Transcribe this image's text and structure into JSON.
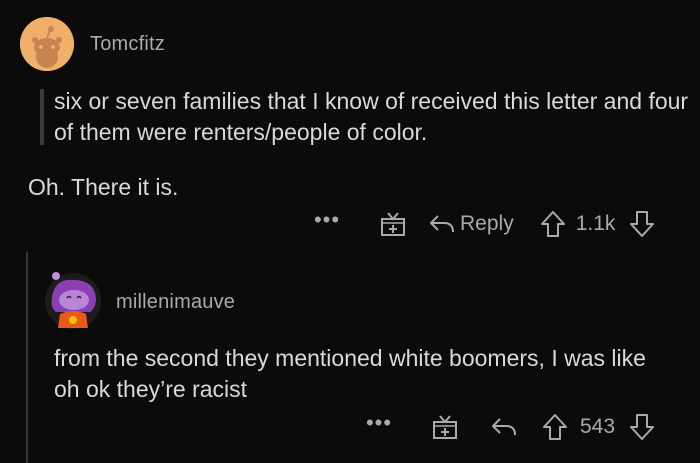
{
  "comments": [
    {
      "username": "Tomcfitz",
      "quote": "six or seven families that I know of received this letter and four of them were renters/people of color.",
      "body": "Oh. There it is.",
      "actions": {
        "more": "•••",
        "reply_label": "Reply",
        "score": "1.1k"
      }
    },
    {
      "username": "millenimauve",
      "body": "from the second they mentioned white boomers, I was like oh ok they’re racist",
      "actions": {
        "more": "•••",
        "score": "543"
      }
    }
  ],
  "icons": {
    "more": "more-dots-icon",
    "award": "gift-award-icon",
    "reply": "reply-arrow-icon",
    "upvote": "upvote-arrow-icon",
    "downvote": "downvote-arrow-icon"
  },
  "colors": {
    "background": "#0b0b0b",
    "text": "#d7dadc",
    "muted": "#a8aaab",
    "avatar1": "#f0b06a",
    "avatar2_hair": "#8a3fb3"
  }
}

▬▬▬▬▬▬

#### INSTRUCTIONS FOR THE TASK:
Restate the data above word for word. Do not include the images.

#### ANSWER IN FULL:
Transcribe this image's text and structure into JSON.
{
  "comments": [
    {
      "username": "Tomcfitz",
      "quote": "six or seven families that I know of received this letter and four of them were renters/people of color.",
      "body": "Oh. There it is.",
      "actions": {
        "more": "•••",
        "reply_label": "Reply",
        "score": "1.1k"
      }
    },
    {
      "username": "millenimauve",
      "body": "from the second they mentioned white boomers, I was like oh ok they’re racist",
      "actions": {
        "more": "•••",
        "score": "543"
      }
    }
  ],
  "icons": {
    "more": "more-dots-icon",
    "award": "gift-award-icon",
    "reply": "reply-arrow-icon",
    "upvote": "upvote-arrow-icon",
    "downvote": "downvote-arrow-icon"
  },
  "colors": {
    "background": "#0b0b0b",
    "text": "#d7dadc",
    "muted": "#a8aaab",
    "avatar1": "#f0b06a",
    "avatar2_hair": "#8a3fb3"
  }
}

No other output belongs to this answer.